* begin *

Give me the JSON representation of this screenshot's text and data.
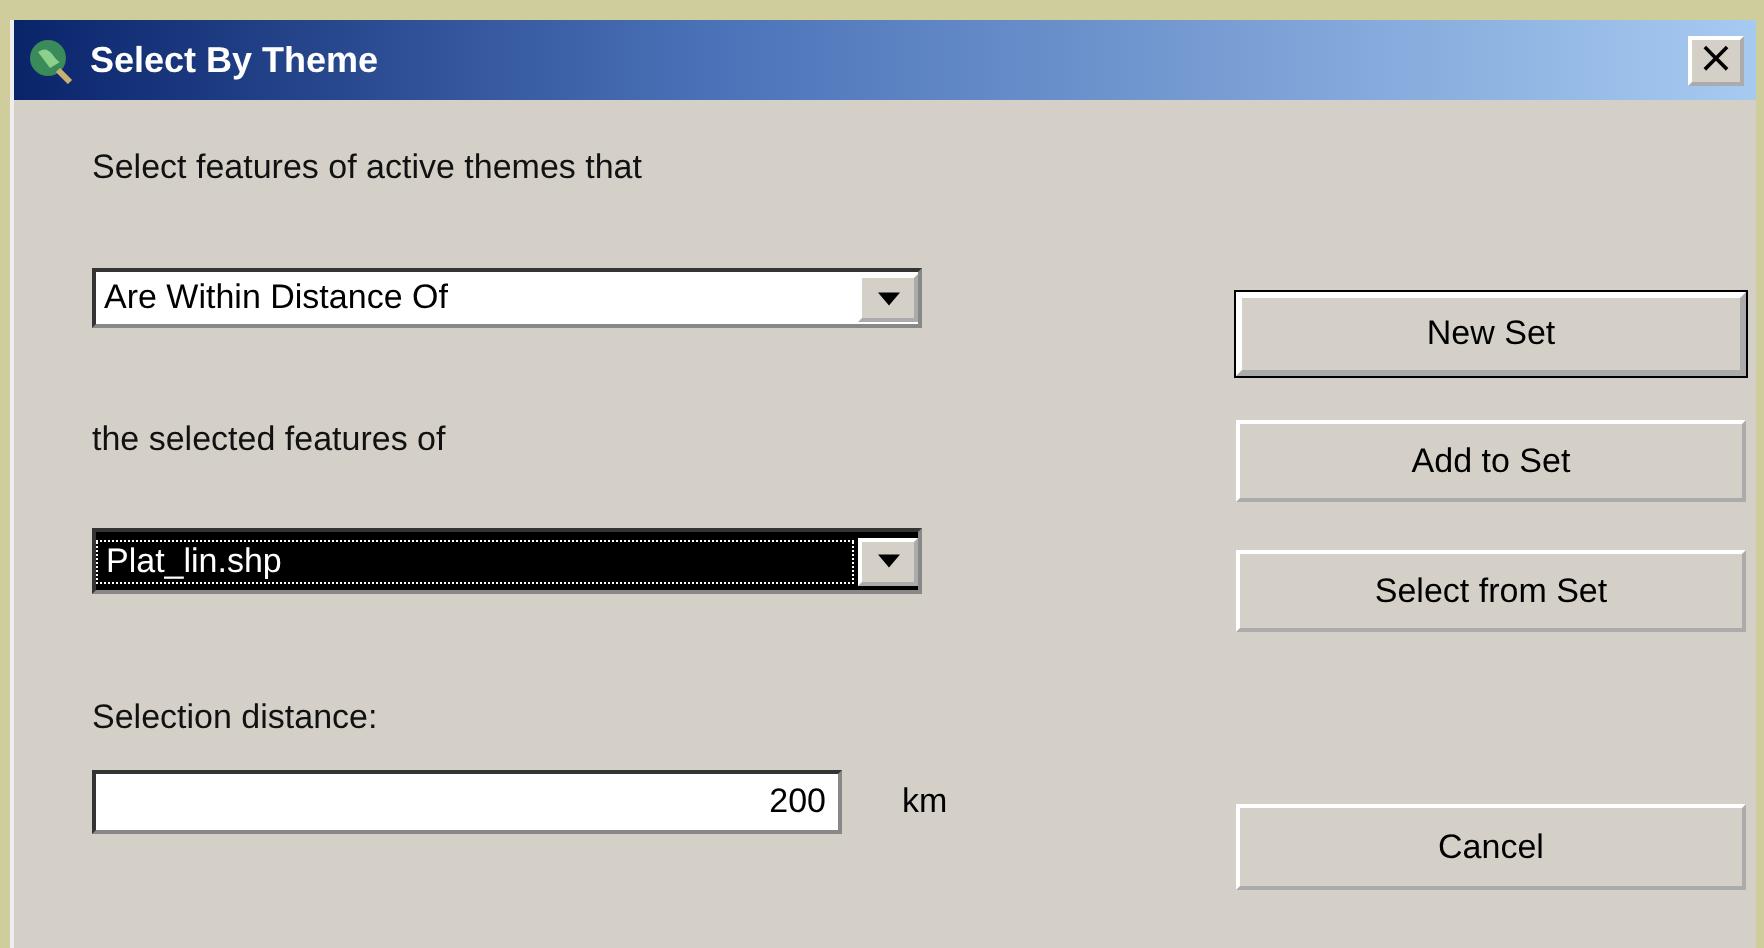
{
  "window": {
    "title": "Select By Theme",
    "close": "×"
  },
  "prompt": "Select features of active themes that",
  "relation": {
    "value": "Are Within Distance Of",
    "focused": false
  },
  "theme_label": "the selected features of",
  "theme": {
    "value": "Plat_lin.shp",
    "focused": true
  },
  "distance_label": "Selection distance:",
  "distance": {
    "value": "200",
    "unit": "km"
  },
  "buttons": [
    {
      "label": "New Set",
      "default": true
    },
    {
      "label": "Add to Set",
      "default": false
    },
    {
      "label": "Select from Set",
      "default": false
    },
    {
      "label": "Cancel",
      "default": false
    }
  ]
}
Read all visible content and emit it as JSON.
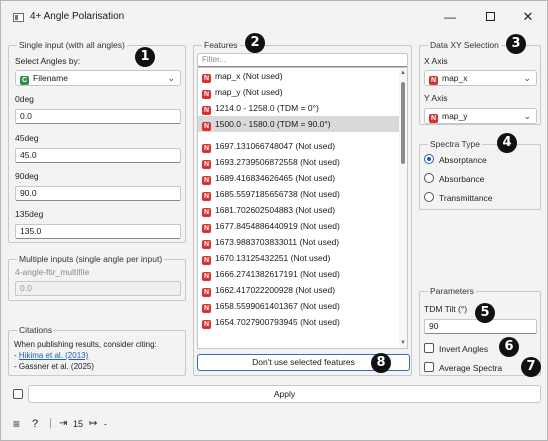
{
  "window": {
    "title": "4+ Angle Polarisation"
  },
  "single_input": {
    "group_title": "Single input (with all angles)",
    "select_label": "Select Angles by:",
    "select_value": "Filename",
    "select_badge": "C",
    "angles": [
      {
        "label": "0deg",
        "value": "0.0"
      },
      {
        "label": "45deg",
        "value": "45.0"
      },
      {
        "label": "90deg",
        "value": "90.0"
      },
      {
        "label": "135deg",
        "value": "135.0"
      }
    ]
  },
  "multiple_inputs": {
    "group_title": "Multiple inputs (single angle per input)",
    "name_label": "4-angle-ftir_multifile",
    "value": "0.0"
  },
  "citations": {
    "group_title": "Citations",
    "text": "When publishing results, consider citing:",
    "ref1_prefix": "- ",
    "ref1": "Hikima et al. (2013)",
    "ref2": "- Gassner et al. (2025)"
  },
  "features": {
    "group_title": "Features",
    "filter_placeholder": "Filter...",
    "badge": "N",
    "items": [
      "map_x (Not used)",
      "map_y (Not used)",
      "1214.0 - 1258.0 (TDM = 0°)",
      "1500.0 - 1580.0 (TDM = 90.0°)",
      "1697.131066748047 (Not used)",
      "1693.2739506872558 (Not used)",
      "1689.416834626465 (Not used)",
      "1685.5597185656738 (Not used)",
      "1681.702602504883 (Not used)",
      "1677.8454886440919 (Not used)",
      "1673.9883703833011 (Not used)",
      "1670.13125432251 (Not used)",
      "1666.2741382617191 (Not used)",
      "1662.417022200928 (Not used)",
      "1658.5599061401367 (Not used)",
      "1654.7027900793945 (Not used)"
    ],
    "button_label": "Don't use selected features"
  },
  "data_xy": {
    "group_title": "Data XY Selection",
    "x_label": "X Axis",
    "x_value": "map_x",
    "y_label": "Y Axis",
    "y_value": "map_y",
    "badge": "N"
  },
  "spectra_type": {
    "group_title": "Spectra Type",
    "options": [
      "Absorptance",
      "Absorbance",
      "Transmittance"
    ],
    "selected": "Absorptance"
  },
  "parameters": {
    "group_title": "Parameters",
    "tdm_label": "TDM Tilt (°)",
    "tdm_value": "90",
    "invert_label": "Invert Angles",
    "average_label": "Average Spectra"
  },
  "apply": {
    "label": "Apply"
  },
  "status_bar": {
    "help": "?",
    "input_count": "15",
    "output_text": "-"
  },
  "markers": [
    "1",
    "2",
    "3",
    "4",
    "5",
    "6",
    "7",
    "8"
  ],
  "colors": {
    "accent": "#1f5fb3",
    "badge_categorical": "#2f8f4a",
    "badge_numeric": "#d9322e",
    "selection": "#d9d9d9"
  }
}
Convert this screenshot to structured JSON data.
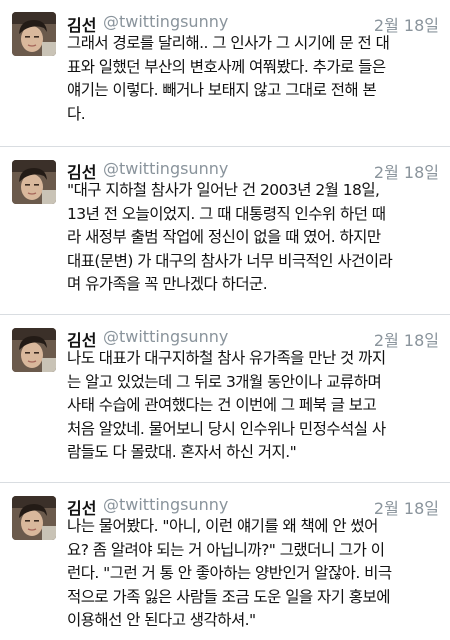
{
  "tweets": [
    {
      "author": "김선",
      "handle": "@twittingsunny",
      "date": "2월 18일",
      "lines": [
        "그래서 경로를 달리해.. 그 인사가 그 시기에 문 전 대",
        "표와 일했던 부산의 변호사께 여쭤봤다. 추가로 들은",
        "얘기는 이렇다. 빼거나 보태지 않고 그대로 전해 본",
        "다."
      ]
    },
    {
      "author": "김선",
      "handle": "@twittingsunny",
      "date": "2월 18일",
      "lines": [
        "\"대구 지하철 참사가 일어난 건 2003년 2월 18일,",
        "13년 전 오늘이었지. 그 때 대통령직 인수위 하던 때",
        "라 새정부 출범 작업에 정신이 없을 때 였어. 하지만",
        "대표(문변) 가 대구의 참사가 너무 비극적인 사건이라",
        "며 유가족을 꼭 만나겠다 하더군."
      ]
    },
    {
      "author": "김선",
      "handle": "@twittingsunny",
      "date": "2월 18일",
      "lines": [
        "나도 대표가 대구지하철 참사 유가족을 만난 것 까지",
        "는 알고 있었는데 그 뒤로 3개월 동안이나 교류하며",
        "사태 수습에 관여했다는 건 이번에 그 페북 글 보고",
        "처음 알았네. 물어보니 당시 인수위나 민정수석실 사",
        "람들도 다 몰랐대. 혼자서 하신 거지.\""
      ]
    },
    {
      "author": "김선",
      "handle": "@twittingsunny",
      "date": "2월 18일",
      "lines": [
        "나는 물어봤다. \"아니, 이런 얘기를 왜 책에 안 썼어",
        "요? 좀 알려야 되는 거 아닙니까?\" 그랬더니 그가 이",
        "런다. \"그런 거 통 안 좋아하는 양반인거 알잖아. 비극",
        "적으로 가족 잃은 사람들 조금 도운 일을 자기 홍보에",
        "이용해선 안 된다고 생각하셔.\""
      ]
    }
  ]
}
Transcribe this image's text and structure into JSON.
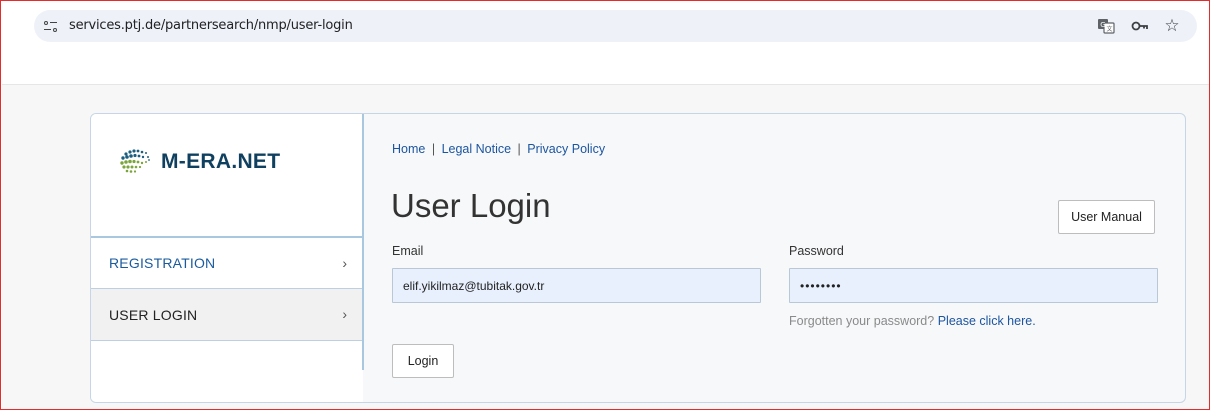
{
  "browser": {
    "url": "services.ptj.de/partnersearch/nmp/user-login"
  },
  "brand": {
    "logo_text": "M-ERA.NET"
  },
  "sidebar": {
    "items": [
      {
        "label": "REGISTRATION",
        "chevron": "›"
      },
      {
        "label": "USER LOGIN",
        "chevron": "›"
      }
    ]
  },
  "breadcrumb": {
    "home": "Home",
    "legal": "Legal Notice",
    "privacy": "Privacy Policy",
    "separator": "|"
  },
  "main": {
    "title": "User Login",
    "manual_label": "User Manual"
  },
  "form": {
    "email_label": "Email",
    "email_value": "elif.yikilmaz@tubitak.gov.tr",
    "password_label": "Password",
    "password_value": "••••••••",
    "forgot_text": "Forgotten your password?",
    "forgot_link": "Please click here.",
    "login_label": "Login"
  },
  "colors": {
    "frame_border": "#e52b2b",
    "link": "#1c55a0",
    "autofill_bg": "#e8f0fe",
    "brand_text": "#10405f"
  }
}
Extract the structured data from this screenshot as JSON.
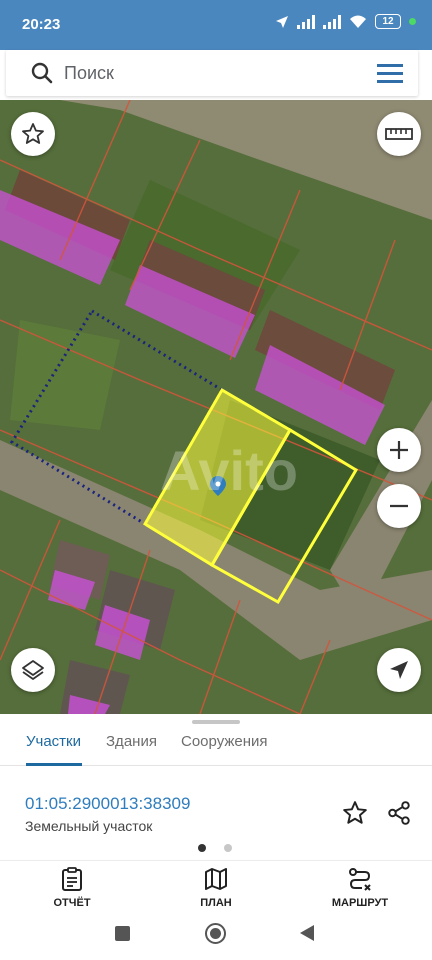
{
  "status_bar": {
    "time": "20:23",
    "battery": "12"
  },
  "search": {
    "placeholder": "Поиск"
  },
  "map": {
    "watermark": "Avito"
  },
  "sheet": {
    "tabs": [
      {
        "label": "Участки",
        "active": true
      },
      {
        "label": "Здания",
        "active": false
      },
      {
        "label": "Сооружения",
        "active": false
      }
    ],
    "cadastral_number": "01:05:2900013:38309",
    "parcel_type": "Земельный участок",
    "page_indicator": {
      "pages": 2,
      "active": 1
    }
  },
  "bottom_nav": {
    "items": [
      {
        "label": "ОТЧЁТ",
        "icon": "clipboard-icon"
      },
      {
        "label": "ПЛАН",
        "icon": "map-icon"
      },
      {
        "label": "МАРШРУТ",
        "icon": "route-icon"
      }
    ]
  },
  "colors": {
    "status_bar": "#4a87bf",
    "accent": "#1e6aa0",
    "link": "#2f7dbd",
    "parcel_highlight": "#ffff3c",
    "building_overlay": "#d050e0",
    "boundary_lines": "#d2553c",
    "dotted_boundary": "#1a237e"
  }
}
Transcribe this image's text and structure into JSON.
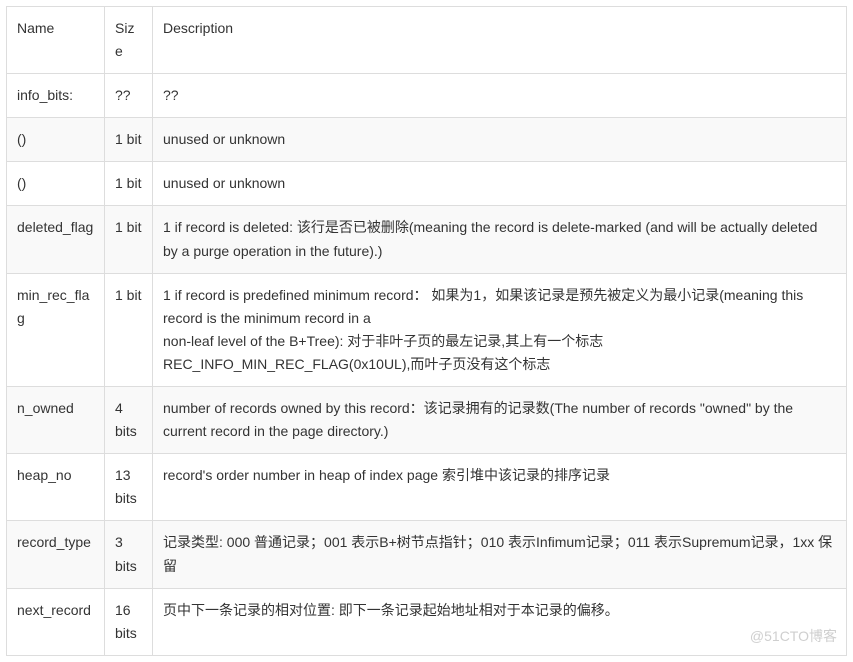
{
  "table": {
    "headers": {
      "name": "Name",
      "size": "Size",
      "description": "Description"
    },
    "rows": [
      {
        "name": "info_bits:",
        "size": "??",
        "description": "??"
      },
      {
        "name": "()",
        "size": "1 bit",
        "description": "unused or unknown"
      },
      {
        "name": "()",
        "size": "1 bit",
        "description": "unused or unknown"
      },
      {
        "name": "deleted_flag",
        "size": "1 bit",
        "description": "1 if record is deleted:   该行是否已被删除(meaning the record is delete-marked (and will be actually deleted by a purge operation in the future).)"
      },
      {
        "name": "min_rec_flag",
        "size": "1 bit",
        "description": "1 if record is predefined minimum record：  如果为1，如果该记录是预先被定义为最小记录(meaning this record is the minimum record in a\nnon-leaf level of the B+Tree): 对于非叶子页的最左记录,其上有一个标志REC_INFO_MIN_REC_FLAG(0x10UL),而叶子页没有这个标志"
      },
      {
        "name": "n_owned",
        "size": "4 bits",
        "description": "number of records owned by this record：该记录拥有的记录数(The number of records \"owned\" by the current record in the page directory.)"
      },
      {
        "name": "heap_no",
        "size": "13 bits",
        "description": "record's order number in heap of index page 索引堆中该记录的排序记录"
      },
      {
        "name": "record_type",
        "size": "3 bits",
        "description": "记录类型: 000 普通记录；001 表示B+树节点指针；010 表示Infimum记录；011 表示Supremum记录，1xx 保留"
      },
      {
        "name": "next_record",
        "size": "16 bits",
        "description": "页中下一条记录的相对位置: 即下一条记录起始地址相对于本记录的偏移。"
      }
    ]
  },
  "watermark": "@51CTO博客"
}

* end *

Copy each line of the listing that includes "screenshot".

TASK RESPONSE:
Give me the JSON representation of this screenshot's text and data.
Convert this screenshot to structured JSON data.
Extract the structured data from this screenshot as JSON.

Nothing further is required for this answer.